## GIVEN PASSAGE
▼▼▼

Mobile Grumpy Code Monkey
@Omnes Omnibus: There’s bad soft-core, there’s boring soft-core, and then there’s Bolero. I just remember feeling sad for George Kennedy.
Kropadope
@boatboy_srq: I liked Prince Caspian, though that was the book I remember the least, so it’s hard to judge against the original story for me.
Dawn Treader was just alright. It was my favorite book, but the book was too episodic and it showed in the movie, also much of the movie is out of order. Still I liked it. Supposedly they’re (finally) making Silver Chair. Fingers crossed for next year.
Mnemosyne (tablet)
@Mobile Grumpy Code Monkey:
And yet Bo Derek is 100 percent convinced that the reason she can’t get work is that she’s a Republican, and not because she can’t act her way out of a paper bag.

▲▲▲

## PROBLEM
Copy the comment thread from the words "Dawn Treader was" through "Mnemosyne (tablet)", and change "Silver Chair" to "The Magician's Nephew".

## STORED DATA
▼▼▼

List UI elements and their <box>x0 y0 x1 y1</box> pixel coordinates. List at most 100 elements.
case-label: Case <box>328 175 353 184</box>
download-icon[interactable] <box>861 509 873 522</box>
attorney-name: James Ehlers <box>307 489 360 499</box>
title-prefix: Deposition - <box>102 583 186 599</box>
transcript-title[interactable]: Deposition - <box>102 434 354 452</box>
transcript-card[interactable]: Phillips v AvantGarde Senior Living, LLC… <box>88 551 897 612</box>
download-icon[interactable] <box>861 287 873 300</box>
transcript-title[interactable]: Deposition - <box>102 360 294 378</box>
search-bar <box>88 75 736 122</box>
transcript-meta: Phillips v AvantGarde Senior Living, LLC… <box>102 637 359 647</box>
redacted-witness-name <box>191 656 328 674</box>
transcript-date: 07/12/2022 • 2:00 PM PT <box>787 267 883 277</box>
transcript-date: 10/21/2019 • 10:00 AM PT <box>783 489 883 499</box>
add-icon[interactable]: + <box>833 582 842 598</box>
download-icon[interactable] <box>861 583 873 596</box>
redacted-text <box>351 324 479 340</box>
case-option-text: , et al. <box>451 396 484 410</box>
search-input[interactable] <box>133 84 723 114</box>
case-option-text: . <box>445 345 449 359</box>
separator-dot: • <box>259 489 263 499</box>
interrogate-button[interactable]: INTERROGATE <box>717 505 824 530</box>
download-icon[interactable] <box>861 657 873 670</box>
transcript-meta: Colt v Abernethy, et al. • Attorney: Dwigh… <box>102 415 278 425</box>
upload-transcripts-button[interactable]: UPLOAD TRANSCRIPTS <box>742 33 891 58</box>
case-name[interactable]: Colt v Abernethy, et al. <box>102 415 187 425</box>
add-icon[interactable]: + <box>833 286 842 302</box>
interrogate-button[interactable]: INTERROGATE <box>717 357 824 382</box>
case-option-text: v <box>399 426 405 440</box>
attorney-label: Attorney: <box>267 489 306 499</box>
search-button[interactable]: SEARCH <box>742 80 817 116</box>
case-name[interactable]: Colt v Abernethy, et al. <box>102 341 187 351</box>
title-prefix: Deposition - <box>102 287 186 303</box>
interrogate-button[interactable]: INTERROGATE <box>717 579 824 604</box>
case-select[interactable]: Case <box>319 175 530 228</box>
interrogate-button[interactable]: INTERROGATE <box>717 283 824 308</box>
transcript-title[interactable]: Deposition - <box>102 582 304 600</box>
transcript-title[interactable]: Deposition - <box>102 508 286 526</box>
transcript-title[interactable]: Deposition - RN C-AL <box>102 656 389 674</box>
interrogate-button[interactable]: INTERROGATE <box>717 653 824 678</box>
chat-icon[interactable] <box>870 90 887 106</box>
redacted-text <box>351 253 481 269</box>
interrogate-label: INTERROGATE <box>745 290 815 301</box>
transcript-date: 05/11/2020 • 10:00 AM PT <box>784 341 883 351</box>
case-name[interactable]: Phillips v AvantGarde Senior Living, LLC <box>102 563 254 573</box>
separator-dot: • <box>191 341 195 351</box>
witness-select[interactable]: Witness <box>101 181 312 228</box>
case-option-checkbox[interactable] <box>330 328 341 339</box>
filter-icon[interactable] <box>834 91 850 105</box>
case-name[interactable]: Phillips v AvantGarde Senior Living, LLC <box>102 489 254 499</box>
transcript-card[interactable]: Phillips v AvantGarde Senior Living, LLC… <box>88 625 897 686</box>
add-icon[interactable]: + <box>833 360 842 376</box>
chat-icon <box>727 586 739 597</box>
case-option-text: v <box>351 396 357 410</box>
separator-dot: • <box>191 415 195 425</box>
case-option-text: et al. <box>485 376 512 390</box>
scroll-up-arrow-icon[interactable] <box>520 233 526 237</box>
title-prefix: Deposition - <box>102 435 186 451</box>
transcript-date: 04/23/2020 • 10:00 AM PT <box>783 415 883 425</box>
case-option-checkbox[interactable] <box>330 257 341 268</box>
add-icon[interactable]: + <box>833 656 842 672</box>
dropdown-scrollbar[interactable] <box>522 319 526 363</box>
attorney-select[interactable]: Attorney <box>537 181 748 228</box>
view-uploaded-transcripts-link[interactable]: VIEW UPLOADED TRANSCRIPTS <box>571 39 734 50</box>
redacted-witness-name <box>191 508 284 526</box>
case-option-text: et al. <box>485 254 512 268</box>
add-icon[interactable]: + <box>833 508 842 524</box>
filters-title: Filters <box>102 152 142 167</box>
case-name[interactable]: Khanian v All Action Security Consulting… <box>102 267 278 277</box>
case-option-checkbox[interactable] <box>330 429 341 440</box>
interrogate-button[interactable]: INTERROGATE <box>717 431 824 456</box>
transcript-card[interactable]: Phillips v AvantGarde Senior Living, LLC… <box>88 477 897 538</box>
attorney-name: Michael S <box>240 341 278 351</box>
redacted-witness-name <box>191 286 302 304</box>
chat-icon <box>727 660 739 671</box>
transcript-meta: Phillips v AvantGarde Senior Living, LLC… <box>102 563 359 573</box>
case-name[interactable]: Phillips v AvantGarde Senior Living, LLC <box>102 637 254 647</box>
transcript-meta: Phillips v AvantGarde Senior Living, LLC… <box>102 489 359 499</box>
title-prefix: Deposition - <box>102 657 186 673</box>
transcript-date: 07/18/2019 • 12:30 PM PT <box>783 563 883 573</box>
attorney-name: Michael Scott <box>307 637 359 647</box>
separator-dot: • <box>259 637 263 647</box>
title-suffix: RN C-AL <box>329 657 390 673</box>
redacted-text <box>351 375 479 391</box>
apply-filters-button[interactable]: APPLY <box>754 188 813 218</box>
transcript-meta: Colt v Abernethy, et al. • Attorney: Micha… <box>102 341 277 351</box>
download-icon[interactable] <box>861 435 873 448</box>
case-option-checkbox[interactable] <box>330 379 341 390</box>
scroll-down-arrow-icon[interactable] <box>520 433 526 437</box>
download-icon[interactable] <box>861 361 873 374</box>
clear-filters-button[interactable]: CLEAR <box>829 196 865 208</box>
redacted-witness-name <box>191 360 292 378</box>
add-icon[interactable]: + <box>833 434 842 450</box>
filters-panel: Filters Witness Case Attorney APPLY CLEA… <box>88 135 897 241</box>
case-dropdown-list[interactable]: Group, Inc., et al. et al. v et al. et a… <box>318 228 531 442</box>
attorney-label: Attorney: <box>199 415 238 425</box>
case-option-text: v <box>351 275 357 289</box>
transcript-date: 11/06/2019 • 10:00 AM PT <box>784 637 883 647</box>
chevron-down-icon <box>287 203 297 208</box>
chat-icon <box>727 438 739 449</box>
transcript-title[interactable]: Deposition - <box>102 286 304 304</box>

▲▲▲

## EXPECTED ANSWER
Dawn Treader was just alright. It was my favorite book, but the book was too episodic and it showed in the movie, also much of the movie is out of order. Still I liked it. Supposedly they’re (finally) making The Magician's Nephew. Fingers crossed for next year.
Mnemosyne (tablet)